== Your task ==
Your job is to restate each entry word for word.

== Provided records ==

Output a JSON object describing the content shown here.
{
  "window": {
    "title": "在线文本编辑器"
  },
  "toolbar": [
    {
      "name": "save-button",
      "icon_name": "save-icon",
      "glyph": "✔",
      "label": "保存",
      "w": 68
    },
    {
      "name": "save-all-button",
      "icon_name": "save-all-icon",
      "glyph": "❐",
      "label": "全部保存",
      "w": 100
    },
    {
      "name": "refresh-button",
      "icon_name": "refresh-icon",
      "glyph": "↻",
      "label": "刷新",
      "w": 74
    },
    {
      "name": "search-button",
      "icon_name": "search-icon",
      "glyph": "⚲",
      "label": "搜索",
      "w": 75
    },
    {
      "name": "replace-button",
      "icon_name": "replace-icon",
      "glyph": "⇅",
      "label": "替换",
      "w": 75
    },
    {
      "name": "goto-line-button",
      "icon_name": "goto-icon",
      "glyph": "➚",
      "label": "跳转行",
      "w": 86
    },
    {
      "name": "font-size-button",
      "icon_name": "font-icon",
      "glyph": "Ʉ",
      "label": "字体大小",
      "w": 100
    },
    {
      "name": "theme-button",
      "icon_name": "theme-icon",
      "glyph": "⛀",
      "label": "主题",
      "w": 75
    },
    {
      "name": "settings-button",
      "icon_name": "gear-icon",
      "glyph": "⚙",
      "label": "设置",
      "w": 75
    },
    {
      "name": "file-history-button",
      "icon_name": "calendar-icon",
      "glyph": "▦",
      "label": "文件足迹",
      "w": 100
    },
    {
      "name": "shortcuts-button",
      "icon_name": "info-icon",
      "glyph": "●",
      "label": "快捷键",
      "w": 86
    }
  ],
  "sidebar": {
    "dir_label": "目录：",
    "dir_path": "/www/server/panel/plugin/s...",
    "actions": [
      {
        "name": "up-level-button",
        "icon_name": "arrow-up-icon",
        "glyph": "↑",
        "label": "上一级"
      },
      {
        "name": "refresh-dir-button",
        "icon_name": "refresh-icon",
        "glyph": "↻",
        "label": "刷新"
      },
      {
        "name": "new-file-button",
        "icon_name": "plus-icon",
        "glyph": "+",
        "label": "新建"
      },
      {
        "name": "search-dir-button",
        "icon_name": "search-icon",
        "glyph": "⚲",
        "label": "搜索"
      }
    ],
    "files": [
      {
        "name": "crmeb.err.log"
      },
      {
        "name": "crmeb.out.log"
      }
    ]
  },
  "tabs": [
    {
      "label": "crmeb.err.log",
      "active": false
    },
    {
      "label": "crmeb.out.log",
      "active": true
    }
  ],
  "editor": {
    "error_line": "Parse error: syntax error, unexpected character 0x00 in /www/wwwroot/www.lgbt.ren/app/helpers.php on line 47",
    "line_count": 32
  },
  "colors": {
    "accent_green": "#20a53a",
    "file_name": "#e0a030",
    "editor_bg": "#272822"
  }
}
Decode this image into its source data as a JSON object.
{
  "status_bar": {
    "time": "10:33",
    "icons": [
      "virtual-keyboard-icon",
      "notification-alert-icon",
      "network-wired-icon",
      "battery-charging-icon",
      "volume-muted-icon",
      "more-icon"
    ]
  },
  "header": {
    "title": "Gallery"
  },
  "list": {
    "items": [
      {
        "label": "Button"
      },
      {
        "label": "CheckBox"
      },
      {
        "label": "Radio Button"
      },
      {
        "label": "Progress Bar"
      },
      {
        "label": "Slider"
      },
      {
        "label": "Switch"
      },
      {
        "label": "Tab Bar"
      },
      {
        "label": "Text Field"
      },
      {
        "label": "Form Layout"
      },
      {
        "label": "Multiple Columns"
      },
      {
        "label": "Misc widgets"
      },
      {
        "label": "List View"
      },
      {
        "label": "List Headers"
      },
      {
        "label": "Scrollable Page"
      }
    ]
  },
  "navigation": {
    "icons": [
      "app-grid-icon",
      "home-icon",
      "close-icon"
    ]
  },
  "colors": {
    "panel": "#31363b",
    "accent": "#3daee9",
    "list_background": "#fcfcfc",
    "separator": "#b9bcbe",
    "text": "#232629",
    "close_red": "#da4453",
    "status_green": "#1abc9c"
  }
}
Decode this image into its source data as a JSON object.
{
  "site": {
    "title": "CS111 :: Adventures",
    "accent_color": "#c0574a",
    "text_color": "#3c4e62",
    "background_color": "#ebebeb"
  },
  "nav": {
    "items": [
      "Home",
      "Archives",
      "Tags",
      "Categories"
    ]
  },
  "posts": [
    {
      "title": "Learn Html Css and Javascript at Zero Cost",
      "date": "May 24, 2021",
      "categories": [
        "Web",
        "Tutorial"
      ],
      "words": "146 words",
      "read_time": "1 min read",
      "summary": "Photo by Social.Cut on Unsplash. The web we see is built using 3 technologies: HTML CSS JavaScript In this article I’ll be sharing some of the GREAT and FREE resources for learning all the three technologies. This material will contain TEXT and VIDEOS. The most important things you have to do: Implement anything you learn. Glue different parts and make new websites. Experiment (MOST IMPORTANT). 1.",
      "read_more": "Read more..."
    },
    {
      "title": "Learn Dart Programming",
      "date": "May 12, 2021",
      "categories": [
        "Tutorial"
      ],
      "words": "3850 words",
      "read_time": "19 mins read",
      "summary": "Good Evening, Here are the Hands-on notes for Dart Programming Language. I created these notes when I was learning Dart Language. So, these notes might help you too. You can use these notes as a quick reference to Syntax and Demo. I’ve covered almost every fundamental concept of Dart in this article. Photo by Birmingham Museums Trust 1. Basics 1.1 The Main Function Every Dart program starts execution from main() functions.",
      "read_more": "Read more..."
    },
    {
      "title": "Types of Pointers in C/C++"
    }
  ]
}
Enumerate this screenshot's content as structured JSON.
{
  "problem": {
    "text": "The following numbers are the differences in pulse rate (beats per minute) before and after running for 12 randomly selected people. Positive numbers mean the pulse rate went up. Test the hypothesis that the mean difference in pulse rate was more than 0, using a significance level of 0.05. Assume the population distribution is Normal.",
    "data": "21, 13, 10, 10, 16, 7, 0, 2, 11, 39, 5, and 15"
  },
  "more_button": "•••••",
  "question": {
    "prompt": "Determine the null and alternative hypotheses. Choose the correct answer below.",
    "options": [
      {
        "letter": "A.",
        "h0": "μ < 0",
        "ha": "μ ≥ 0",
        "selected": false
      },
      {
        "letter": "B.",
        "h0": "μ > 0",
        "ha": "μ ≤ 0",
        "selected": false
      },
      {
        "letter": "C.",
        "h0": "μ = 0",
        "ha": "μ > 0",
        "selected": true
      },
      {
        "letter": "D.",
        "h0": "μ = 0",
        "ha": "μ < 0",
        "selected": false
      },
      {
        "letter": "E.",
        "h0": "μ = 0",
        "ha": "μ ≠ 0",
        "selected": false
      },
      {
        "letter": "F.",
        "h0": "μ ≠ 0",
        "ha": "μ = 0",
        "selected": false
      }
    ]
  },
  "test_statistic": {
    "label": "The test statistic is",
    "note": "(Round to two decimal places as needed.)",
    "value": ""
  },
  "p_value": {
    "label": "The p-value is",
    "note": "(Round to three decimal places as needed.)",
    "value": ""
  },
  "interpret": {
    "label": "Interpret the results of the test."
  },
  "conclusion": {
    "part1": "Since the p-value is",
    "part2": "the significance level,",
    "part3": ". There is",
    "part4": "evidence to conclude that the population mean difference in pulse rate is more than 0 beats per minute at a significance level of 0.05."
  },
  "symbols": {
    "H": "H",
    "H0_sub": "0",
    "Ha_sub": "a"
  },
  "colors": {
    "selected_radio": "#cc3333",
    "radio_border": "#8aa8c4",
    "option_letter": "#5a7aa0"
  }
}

== Completed exercise ==
Output a JSON object describing the content shown here.
{
  "window": {
    "title": "在线文本编辑器"
  },
  "toolbar": [
    {
      "name": "save-button",
      "icon_name": "save-icon",
      "glyph": "✔",
      "label": "保存",
      "w": 68
    },
    {
      "name": "save-all-button",
      "icon_name": "save-all-icon",
      "glyph": "❐",
      "label": "全部保存",
      "w": 100
    },
    {
      "name": "refresh-button",
      "icon_name": "refresh-icon",
      "glyph": "↻",
      "label": "刷新",
      "w": 74
    },
    {
      "name": "search-button",
      "icon_name": "search-icon",
      "glyph": "⚲",
      "label": "搜索",
      "w": 75
    },
    {
      "name": "replace-button",
      "icon_name": "replace-icon",
      "glyph": "⇅",
      "label": "替换",
      "w": 75
    },
    {
      "name": "goto-line-button",
      "icon_name": "goto-icon",
      "glyph": "➚",
      "label": "跳转行",
      "w": 86
    },
    {
      "name": "font-size-button",
      "icon_name": "font-icon",
      "glyph": "Ʉ",
      "label": "字体大小",
      "w": 100
    },
    {
      "name": "theme-button",
      "icon_name": "theme-icon",
      "glyph": "⛀",
      "label": "主题",
      "w": 75
    },
    {
      "name": "settings-button",
      "icon_name": "gear-icon",
      "glyph": "⚙",
      "label": "设置",
      "w": 75
    },
    {
      "name": "file-history-button",
      "icon_name": "calendar-icon",
      "glyph": "▦",
      "label": "文件足迹",
      "w": 100
    },
    {
      "name": "shortcuts-button",
      "icon_name": "info-icon",
      "glyph": "●",
      "label": "快捷键",
      "w": 86
    }
  ],
  "sidebar": {
    "dir_label": "目录：",
    "dir_path": "/www/server/panel/plugin/s...",
    "actions": [
      {
        "name": "up-level-button",
        "icon_name": "arrow-up-icon",
        "glyph": "↑",
        "label": "上一级"
      },
      {
        "name": "refresh-dir-button",
        "icon_name": "refresh-icon",
        "glyph": "↻",
        "label": "刷新"
      },
      {
        "name": "new-file-button",
        "icon_name": "plus-icon",
        "glyph": "+",
        "label": "新建"
      },
      {
        "name": "search-dir-button",
        "icon_name": "search-icon",
        "glyph": "⚲",
        "label": "搜索"
      }
    ],
    "files": [
      {
        "name": "crmeb.err.log"
      },
      {
        "name": "crmeb.out.log"
      }
    ]
  },
  "tabs": [
    {
      "label": "crmeb.err.log",
      "active": false
    },
    {
      "label": "crmeb.out.log",
      "active": true
    }
  ],
  "editor": {
    "error_line": "Parse error: syntax error, unexpected character 0x00 in /www/wwwroot/www.lgbt.ren/app/helpers.php on line 47",
    "line_count": 32
  },
  "colors": {
    "accent_green": "#20a53a",
    "file_name": "#e0a030",
    "editor_bg": "#272822"
  }
}
Decode this image into its source data as a JSON object.
{
  "status_bar": {
    "time": "10:33",
    "icons": [
      "virtual-keyboard-icon",
      "notification-alert-icon",
      "network-wired-icon",
      "battery-charging-icon",
      "volume-muted-icon",
      "more-icon"
    ]
  },
  "header": {
    "title": "Gallery"
  },
  "list": {
    "items": [
      {
        "label": "Button"
      },
      {
        "label": "CheckBox"
      },
      {
        "label": "Radio Button"
      },
      {
        "label": "Progress Bar"
      },
      {
        "label": "Slider"
      },
      {
        "label": "Switch"
      },
      {
        "label": "Tab Bar"
      },
      {
        "label": "Text Field"
      },
      {
        "label": "Form Layout"
      },
      {
        "label": "Multiple Columns"
      },
      {
        "label": "Misc widgets"
      },
      {
        "label": "List View"
      },
      {
        "label": "List Headers"
      },
      {
        "label": "Scrollable Page"
      }
    ]
  },
  "navigation": {
    "icons": [
      "app-grid-icon",
      "home-icon",
      "close-icon"
    ]
  },
  "colors": {
    "panel": "#31363b",
    "accent": "#3daee9",
    "list_background": "#fcfcfc",
    "separator": "#b9bcbe",
    "text": "#232629",
    "close_red": "#da4453",
    "status_green": "#1abc9c"
  }
}
Decode this image into its source data as a JSON object.
{
  "site": {
    "title": "CS111 :: Adventures",
    "accent_color": "#c0574a",
    "text_color": "#3c4e62",
    "background_color": "#ebebeb"
  },
  "nav": {
    "items": [
      "Home",
      "Archives",
      "Tags",
      "Categories"
    ]
  },
  "posts": [
    {
      "title": "Learn Html Css and Javascript at Zero Cost",
      "date": "May 24, 2021",
      "categories": [
        "Web",
        "Tutorial"
      ],
      "words": "146 words",
      "read_time": "1 min read",
      "summary": "Photo by Social.Cut on Unsplash. The web we see is built using 3 technologies: HTML CSS JavaScript In this article I’ll be sharing some of the GREAT and FREE resources for learning all the three technologies. This material will contain TEXT and VIDEOS. The most important things you have to do: Implement anything you learn. Glue different parts and make new websites. Experiment (MOST IMPORTANT). 1.",
      "read_more": "Read more..."
    },
    {
      "title": "Learn Dart Programming",
      "date": "May 12, 2021",
      "categories": [
        "Tutorial"
      ],
      "words": "3850 words",
      "read_time": "19 mins read",
      "summary": "Good Evening, Here are the Hands-on notes for Dart Programming Language. I created these notes when I was learning Dart Language. So, these notes might help you too. You can use these notes as a quick reference to Syntax and Demo. I’ve covered almost every fundamental concept of Dart in this article. Photo by Birmingham Museums Trust 1. Basics 1.1 The Main Function Every Dart program starts execution from main() functions.",
      "read_more": "Read more..."
    },
    {
      "title": "Types of Pointers in C/C++"
    }
  ]
}
Enumerate this screenshot's content as structured JSON.
{
  "problem": {
    "text": "The following numbers are the differences in pulse rate (beats per minute) before and after running for 12 randomly selected people. Positive numbers mean the pulse rate went up. Test the hypothesis that the mean difference in pulse rate was more than 0, using a significance level of 0.05. Assume the population distribution is Normal.",
    "data": "21, 13, 10, 10, 16, 7, 0, 2, 11, 39, 5, and 15"
  },
  "more_button": "•••••",
  "question": {
    "prompt": "Determine the null and alternative hypotheses. Choose the correct answer below.",
    "options": [
      {
        "letter": "A.",
        "h0": "μ < 0",
        "ha": "μ ≥ 0",
        "selected": false
      },
      {
        "letter": "B.",
        "h0": "μ > 0",
        "ha": "μ ≤ 0",
        "selected": false
      },
      {
        "letter": "C.",
        "h0": "μ = 0",
        "ha": "μ > 0",
        "selected": true
      },
      {
        "letter": "D.",
        "h0": "μ = 0",
        "ha": "μ < 0",
        "selected": false
      },
      {
        "letter": "E.",
        "h0": "μ = 0",
        "ha": "μ ≠ 0",
        "selected": false
      },
      {
        "letter": "F.",
        "h0": "μ ≠ 0",
        "ha": "μ = 0",
        "selected": false
      }
    ]
  },
  "test_statistic": {
    "label": "The test statistic is",
    "note": "(Round to two decimal places as needed.)",
    "value": ""
  },
  "p_value": {
    "label": "The p-value is",
    "note": "(Round to three decimal places as needed.)",
    "value": ""
  },
  "interpret": {
    "label": "Interpret the results of the test."
  },
  "conclusion": {
    "part1": "Since the p-value is",
    "part2": "the significance level,",
    "part3": ". There is",
    "part4": "evidence to conclude that the population mean difference in pulse rate is more than 0 beats per minute at a significance level of 0.05."
  },
  "symbols": {
    "H": "H",
    "H0_sub": "0",
    "Ha_sub": "a"
  },
  "colors": {
    "selected_radio": "#cc3333",
    "radio_border": "#8aa8c4",
    "option_letter": "#5a7aa0"
  }
}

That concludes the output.